◆ **REQUEST**: How many lines in the records below hold the string "indicated"? Please answer with the number and nothing more.
** START SUPPLIED INFORMATION **
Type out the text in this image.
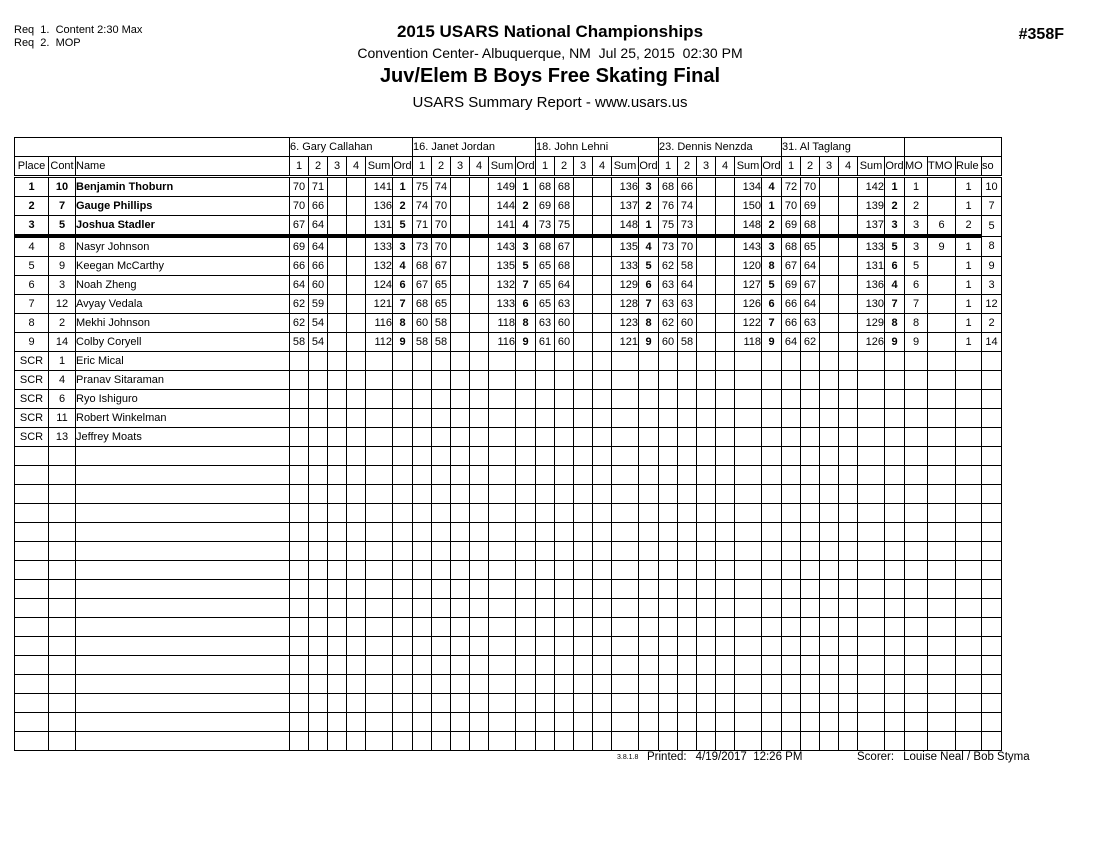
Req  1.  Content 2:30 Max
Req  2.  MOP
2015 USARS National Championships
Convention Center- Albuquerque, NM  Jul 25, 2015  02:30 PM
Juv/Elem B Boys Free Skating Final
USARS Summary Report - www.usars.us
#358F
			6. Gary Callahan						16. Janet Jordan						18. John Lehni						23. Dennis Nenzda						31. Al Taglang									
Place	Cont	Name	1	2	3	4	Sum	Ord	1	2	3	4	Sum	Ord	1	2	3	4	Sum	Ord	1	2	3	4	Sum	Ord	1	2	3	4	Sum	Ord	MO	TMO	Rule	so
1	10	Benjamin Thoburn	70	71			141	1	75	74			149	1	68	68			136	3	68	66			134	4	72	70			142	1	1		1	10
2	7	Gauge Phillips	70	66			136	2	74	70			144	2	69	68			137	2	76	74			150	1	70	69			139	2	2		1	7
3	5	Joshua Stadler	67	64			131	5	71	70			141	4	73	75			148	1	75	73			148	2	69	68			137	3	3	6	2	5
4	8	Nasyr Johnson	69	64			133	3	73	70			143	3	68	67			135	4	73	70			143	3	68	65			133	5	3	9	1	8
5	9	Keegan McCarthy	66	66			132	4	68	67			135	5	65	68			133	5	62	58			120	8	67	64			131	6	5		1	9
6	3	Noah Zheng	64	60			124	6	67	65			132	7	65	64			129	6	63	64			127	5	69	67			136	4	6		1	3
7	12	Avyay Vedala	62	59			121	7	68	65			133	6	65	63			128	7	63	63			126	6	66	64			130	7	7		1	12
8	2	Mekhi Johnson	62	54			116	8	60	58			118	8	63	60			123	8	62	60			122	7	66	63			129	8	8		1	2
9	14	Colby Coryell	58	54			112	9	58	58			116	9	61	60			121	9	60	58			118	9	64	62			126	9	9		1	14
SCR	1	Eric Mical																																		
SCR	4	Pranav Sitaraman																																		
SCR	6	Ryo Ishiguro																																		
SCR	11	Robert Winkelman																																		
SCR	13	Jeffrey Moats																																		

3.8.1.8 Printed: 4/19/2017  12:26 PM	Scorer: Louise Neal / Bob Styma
** END SUPPLIED INFORMATION **
** START SUPPLIED INFORMATION **
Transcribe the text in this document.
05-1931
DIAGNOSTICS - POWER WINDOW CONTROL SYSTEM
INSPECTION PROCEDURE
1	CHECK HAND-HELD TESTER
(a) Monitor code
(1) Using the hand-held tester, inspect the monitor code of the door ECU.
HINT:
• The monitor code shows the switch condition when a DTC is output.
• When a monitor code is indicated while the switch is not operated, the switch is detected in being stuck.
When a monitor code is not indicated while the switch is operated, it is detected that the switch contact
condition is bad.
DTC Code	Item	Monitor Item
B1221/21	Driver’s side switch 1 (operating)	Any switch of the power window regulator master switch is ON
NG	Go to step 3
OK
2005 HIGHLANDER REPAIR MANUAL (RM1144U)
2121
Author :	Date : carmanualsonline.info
** END SUPPLIED INFORMATION **
** START SUPPLIED INFORMATION **
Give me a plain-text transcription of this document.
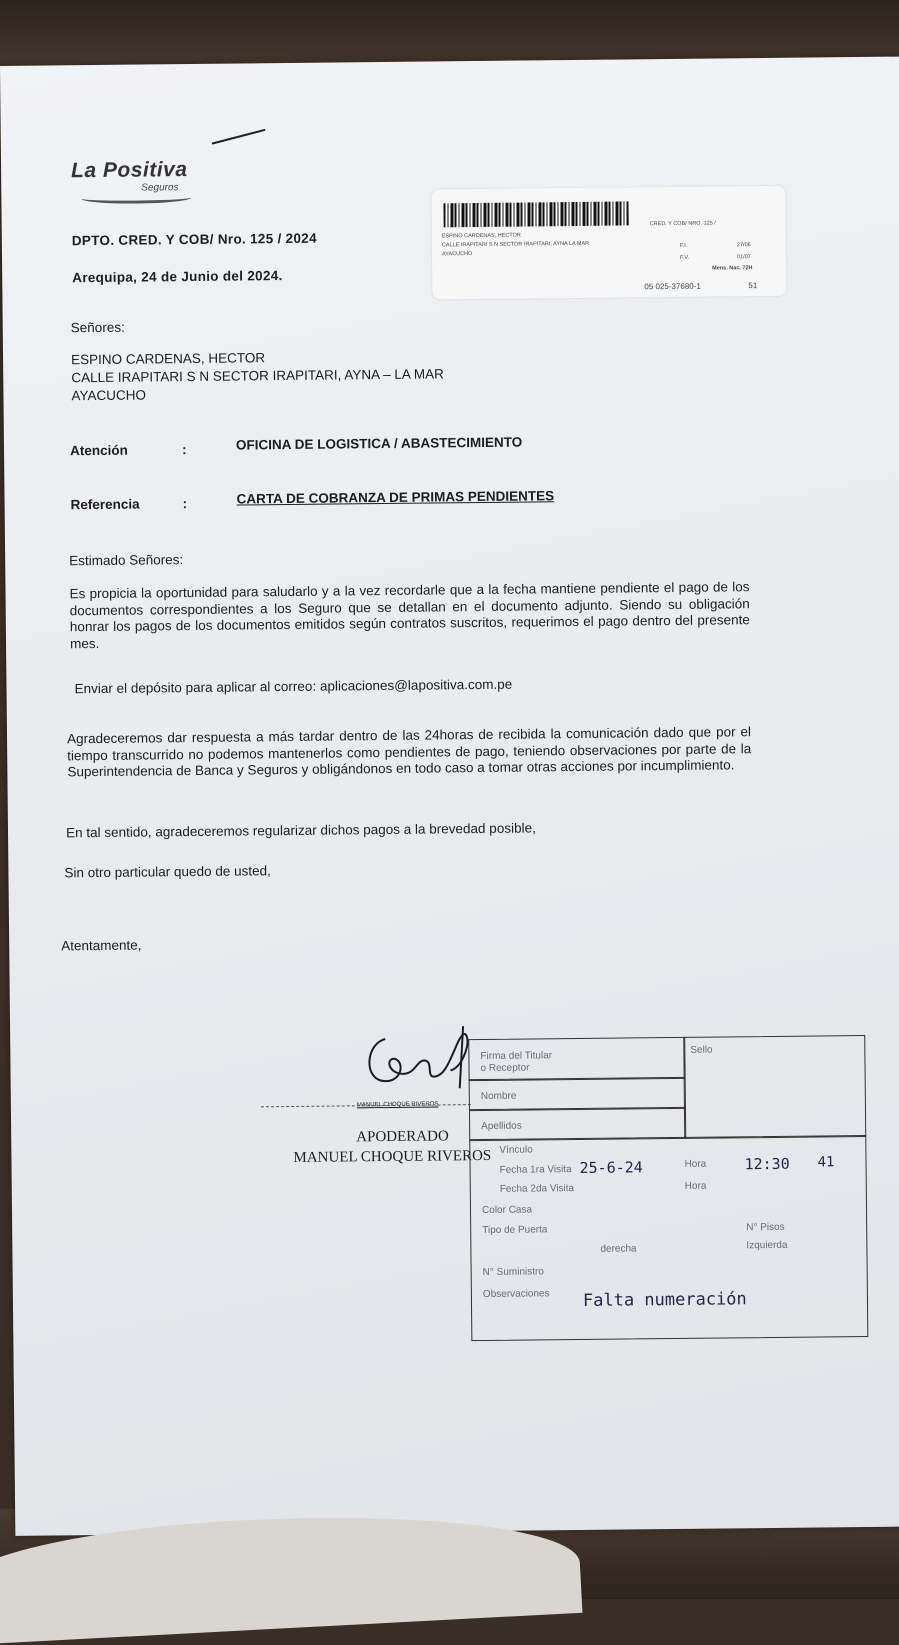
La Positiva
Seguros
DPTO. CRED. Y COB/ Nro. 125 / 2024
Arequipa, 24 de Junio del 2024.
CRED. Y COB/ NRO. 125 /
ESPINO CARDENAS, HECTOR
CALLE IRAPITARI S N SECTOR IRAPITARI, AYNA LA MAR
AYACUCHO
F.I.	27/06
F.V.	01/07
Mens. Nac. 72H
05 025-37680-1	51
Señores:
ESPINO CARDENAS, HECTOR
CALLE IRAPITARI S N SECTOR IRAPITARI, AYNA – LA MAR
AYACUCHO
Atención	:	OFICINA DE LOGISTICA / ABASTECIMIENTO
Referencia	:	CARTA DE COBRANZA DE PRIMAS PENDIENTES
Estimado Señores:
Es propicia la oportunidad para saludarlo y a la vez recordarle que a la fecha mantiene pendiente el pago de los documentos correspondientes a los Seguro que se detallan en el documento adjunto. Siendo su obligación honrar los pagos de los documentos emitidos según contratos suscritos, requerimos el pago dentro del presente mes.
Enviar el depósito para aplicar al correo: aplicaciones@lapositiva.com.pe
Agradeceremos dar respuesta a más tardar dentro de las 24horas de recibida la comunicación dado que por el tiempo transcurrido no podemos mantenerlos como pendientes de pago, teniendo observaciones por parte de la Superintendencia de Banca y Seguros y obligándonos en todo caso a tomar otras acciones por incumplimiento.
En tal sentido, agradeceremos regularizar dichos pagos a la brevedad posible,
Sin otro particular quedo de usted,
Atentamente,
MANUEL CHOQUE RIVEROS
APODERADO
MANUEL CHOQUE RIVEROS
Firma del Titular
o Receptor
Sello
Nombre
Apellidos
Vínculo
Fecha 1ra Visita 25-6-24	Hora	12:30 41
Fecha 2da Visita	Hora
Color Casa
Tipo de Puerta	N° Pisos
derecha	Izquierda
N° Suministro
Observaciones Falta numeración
** END SUPPLIED INFORMATION **
◆ **RESULT FOR THIS EXERCISE**: 2